─── Data rows ───

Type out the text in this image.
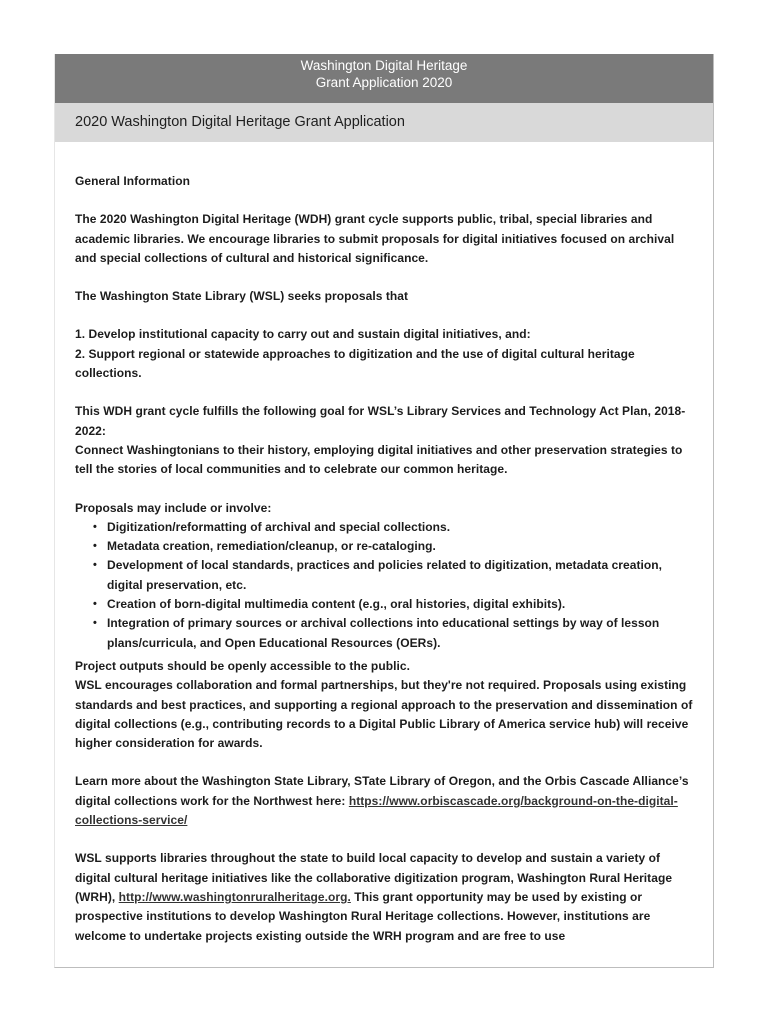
Washington Digital Heritage
Grant Application 2020
2020 Washington Digital Heritage Grant Application

General Information

The 2020 Washington Digital Heritage (WDH) grant cycle supports public, tribal, special libraries and academic libraries. We encourage libraries to submit proposals for digital initiatives focused on archival and special collections of cultural and historical significance.

The Washington State Library (WSL) seeks proposals that

1. Develop institutional capacity to carry out and sustain digital initiatives, and:

2. Support regional or statewide approaches to digitization and the use of digital cultural heritage collections.

This WDH grant cycle fulfills the following goal for WSL’s Library Services and Technology Act Plan, 2018-2022:

Connect Washingtonians to their history, employing digital initiatives and other preservation strategies to tell the stories of local communities and to celebrate our common heritage.

Proposals may include or involve:

• Digitization/reformatting of archival and special collections.
• Metadata creation, remediation/cleanup, or re-cataloging.
• Development of local standards, practices and policies related to digitization, metadata creation, digital preservation, etc.
• Creation of born-digital multimedia content (e.g., oral histories, digital exhibits).
• Integration of primary sources or archival collections into educational settings by way of lesson plans/curricula, and Open Educational Resources (OERs).

Project outputs should be openly accessible to the public.

WSL encourages collaboration and formal partnerships, but they're not required. Proposals using existing standards and best practices, and supporting a regional approach to the preservation and dissemination of digital collections (e.g., contributing records to a Digital Public Library of America service hub) will receive higher consideration for awards.

Learn more about the Washington State Library, STate Library of Oregon, and the Orbis Cascade Alliance’s digital collections work for the Northwest here: https://www.orbiscascade.org/background-on-the-digital-collections-service/

WSL supports libraries throughout the state to build local capacity to develop and sustain a variety of digital cultural heritage initiatives like the collaborative digitization program, Washington Rural Heritage (WRH), http://www.washingtonruralheritage.org. This grant opportunity may be used by existing or prospective institutions to develop Washington Rural Heritage collections. However, institutions are welcome to undertake projects existing outside the WRH program and are free to use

───

Goal
The answer is one number: how many lines of the material above contain "Application".

Task output
2